** start EXERCISE MATERIAL **

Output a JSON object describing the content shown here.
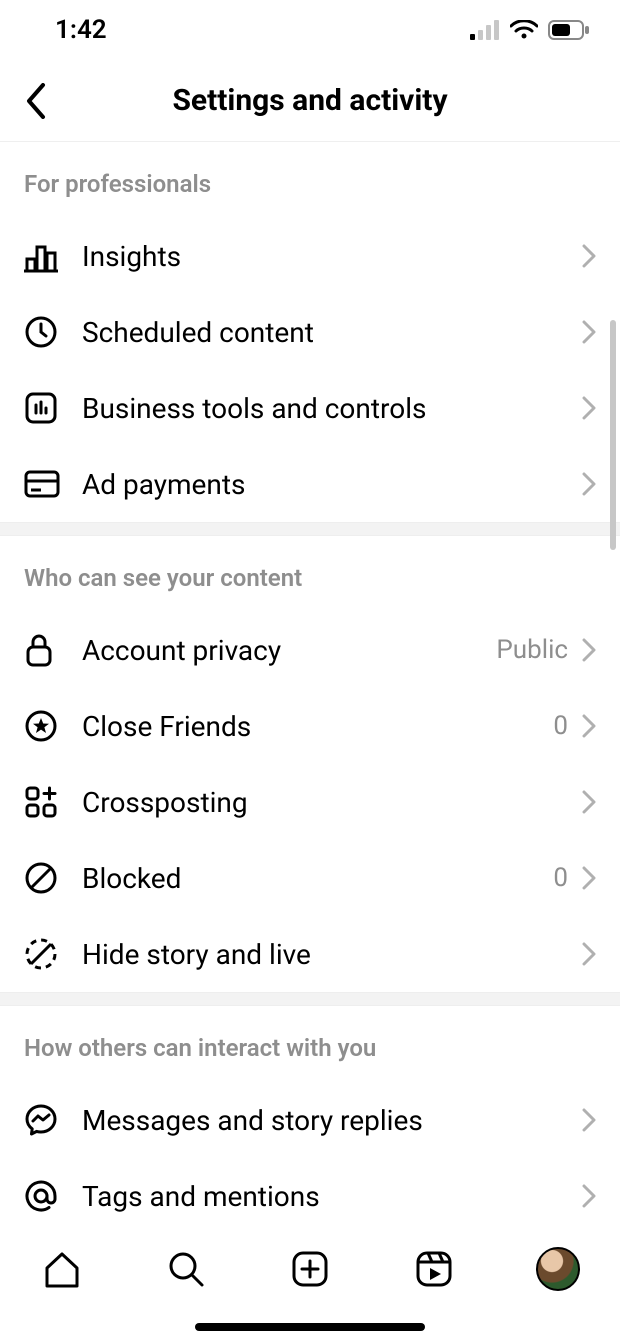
{
  "status": {
    "time": "1:42"
  },
  "header": {
    "title": "Settings and activity"
  },
  "sections": {
    "professionals": {
      "title": "For professionals",
      "items": {
        "insights": "Insights",
        "scheduled": "Scheduled content",
        "biztools": "Business tools and controls",
        "adpay": "Ad payments"
      }
    },
    "privacy": {
      "title": "Who can see your content",
      "items": {
        "account_privacy": {
          "label": "Account privacy",
          "value": "Public"
        },
        "close_friends": {
          "label": "Close Friends",
          "value": "0"
        },
        "crossposting": {
          "label": "Crossposting"
        },
        "blocked": {
          "label": "Blocked",
          "value": "0"
        },
        "hide_story": {
          "label": "Hide story and live"
        }
      }
    },
    "interact": {
      "title": "How others can interact with you",
      "items": {
        "messages": "Messages and story replies",
        "tags": "Tags and mentions"
      }
    }
  }
}
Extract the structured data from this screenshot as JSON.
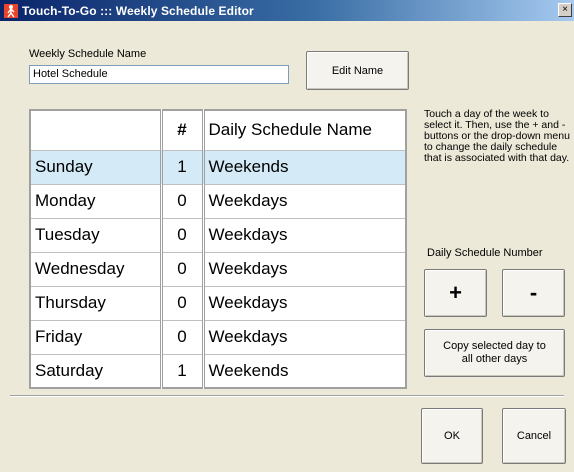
{
  "window": {
    "title": "Touch-To-Go ::: Weekly Schedule Editor",
    "close_glyph": "×"
  },
  "weekly_name": {
    "label": "Weekly Schedule Name",
    "value": "Hotel Schedule",
    "edit_button": "Edit Name"
  },
  "table": {
    "headers": [
      "",
      "#",
      "Daily Schedule Name"
    ],
    "rows": [
      {
        "day": "Sunday",
        "num": "1",
        "name": "Weekends",
        "selected": true
      },
      {
        "day": "Monday",
        "num": "0",
        "name": "Weekdays",
        "selected": false
      },
      {
        "day": "Tuesday",
        "num": "0",
        "name": "Weekdays",
        "selected": false
      },
      {
        "day": "Wednesday",
        "num": "0",
        "name": "Weekdays",
        "selected": false
      },
      {
        "day": "Thursday",
        "num": "0",
        "name": "Weekdays",
        "selected": false
      },
      {
        "day": "Friday",
        "num": "0",
        "name": "Weekdays",
        "selected": false
      },
      {
        "day": "Saturday",
        "num": "1",
        "name": "Weekends",
        "selected": false
      }
    ]
  },
  "help_text": "Touch a day of the week to select it.  Then, use the + and - buttons or the drop-down menu to change the daily schedule that is associated with that day.",
  "number_controls": {
    "label": "Daily Schedule Number",
    "plus": "+",
    "minus": "-"
  },
  "copy_button": "Copy selected day to all other days",
  "ok_button": "OK",
  "cancel_button": "Cancel",
  "colors": {
    "title_gradient_start": "#0a246a",
    "selected_row": "#d4ebf7",
    "dialog_bg": "#ece9d8"
  }
}
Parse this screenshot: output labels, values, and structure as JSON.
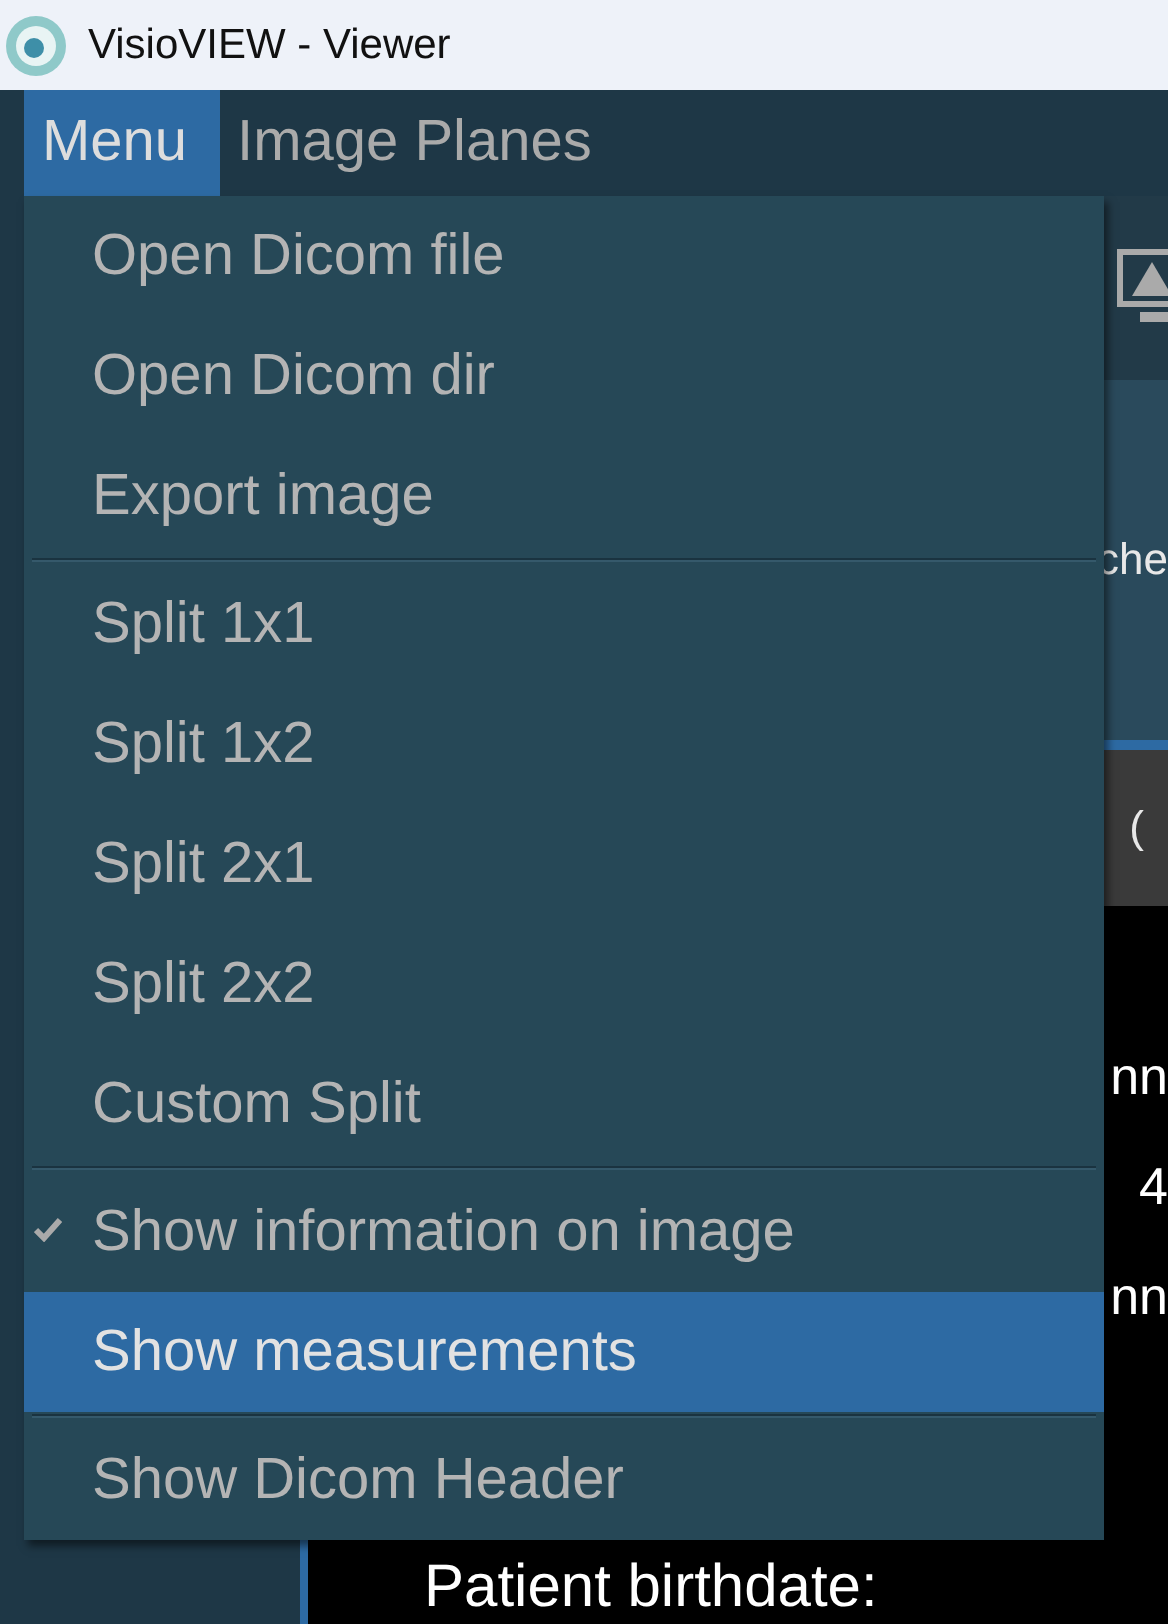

** end EXERCISE MATERIAL **

EXERCISE DETAILS — Find each line holding the word "screenshot" and copy it.

CORRECT RESULT —
Extract the structured data from this screenshot as JSON.
Parse this screenshot: output labels, values, and structure as JSON.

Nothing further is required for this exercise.